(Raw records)
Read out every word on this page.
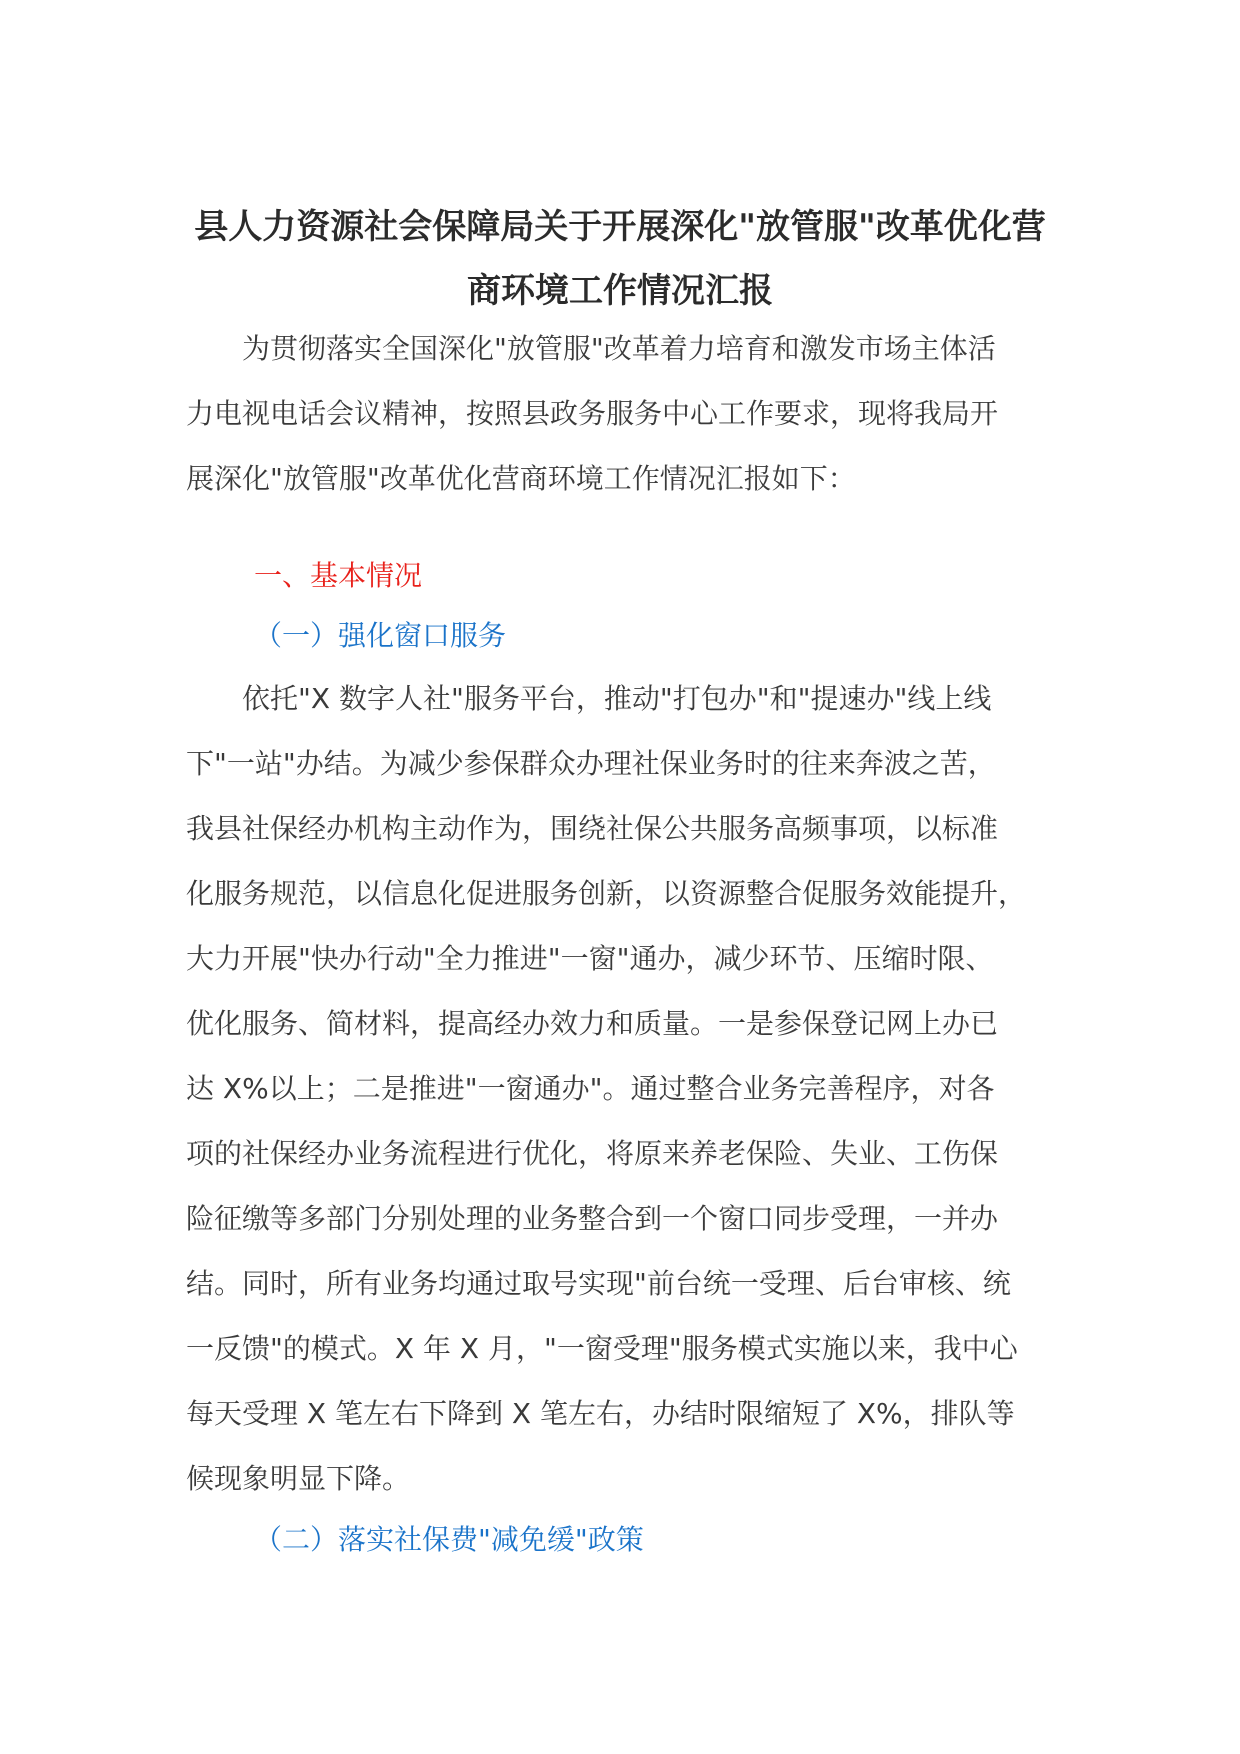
县人力资源社会保障局关于开展深化"放管服"改革优化营
商环境工作情况汇报
为贯彻落实全国深化"放管服"改革着力培育和激发市场主体活
力电视电话会议精神，按照县政务服务中心工作要求，现将我局开
展深化"放管服"改革优化营商环境工作情况汇报如下：
一、基本情况
（一）强化窗口服务
依托"X 数字人社"服务平台，推动"打包办"和"提速办"线上线
下"一站"办结。为减少参保群众办理社保业务时的往来奔波之苦，
我县社保经办机构主动作为，围绕社保公共服务高频事项，以标准
化服务规范，以信息化促进服务创新，以资源整合促服务效能提升，
大力开展"快办行动"全力推进"一窗"通办，减少环节、压缩时限、
优化服务、简材料，提高经办效力和质量。一是参保登记网上办已
达 X%以上；二是推进"一窗通办"。通过整合业务完善程序，对各
项的社保经办业务流程进行优化，将原来养老保险、失业、工伤保
险征缴等多部门分别处理的业务整合到一个窗口同步受理，一并办
结。同时，所有业务均通过取号实现"前台统一受理、后台审核、统
一反馈"的模式。X 年 X 月，"一窗受理"服务模式实施以来，我中心
每天受理 X 笔左右下降到 X 笔左右，办结时限缩短了 X%，排队等
候现象明显下降。
（二）落实社保费"减免缓"政策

### Job
An exact transcription of all the entries is required, without the pictures.

### Expected answer
Read out every word on this page.
县人力资源社会保障局关于开展深化"放管服"改革优化营
商环境工作情况汇报
为贯彻落实全国深化"放管服"改革着力培育和激发市场主体活
力电视电话会议精神，按照县政务服务中心工作要求，现将我局开
展深化"放管服"改革优化营商环境工作情况汇报如下：
一、基本情况
（一）强化窗口服务
依托"X 数字人社"服务平台，推动"打包办"和"提速办"线上线
下"一站"办结。为减少参保群众办理社保业务时的往来奔波之苦，
我县社保经办机构主动作为，围绕社保公共服务高频事项，以标准
化服务规范，以信息化促进服务创新，以资源整合促服务效能提升，
大力开展"快办行动"全力推进"一窗"通办，减少环节、压缩时限、
优化服务、简材料，提高经办效力和质量。一是参保登记网上办已
达 X%以上；二是推进"一窗通办"。通过整合业务完善程序，对各
项的社保经办业务流程进行优化，将原来养老保险、失业、工伤保
险征缴等多部门分别处理的业务整合到一个窗口同步受理，一并办
结。同时，所有业务均通过取号实现"前台统一受理、后台审核、统
一反馈"的模式。X 年 X 月，"一窗受理"服务模式实施以来，我中心
每天受理 X 笔左右下降到 X 笔左右，办结时限缩短了 X%，排队等
候现象明显下降。
（二）落实社保费"减免缓"政策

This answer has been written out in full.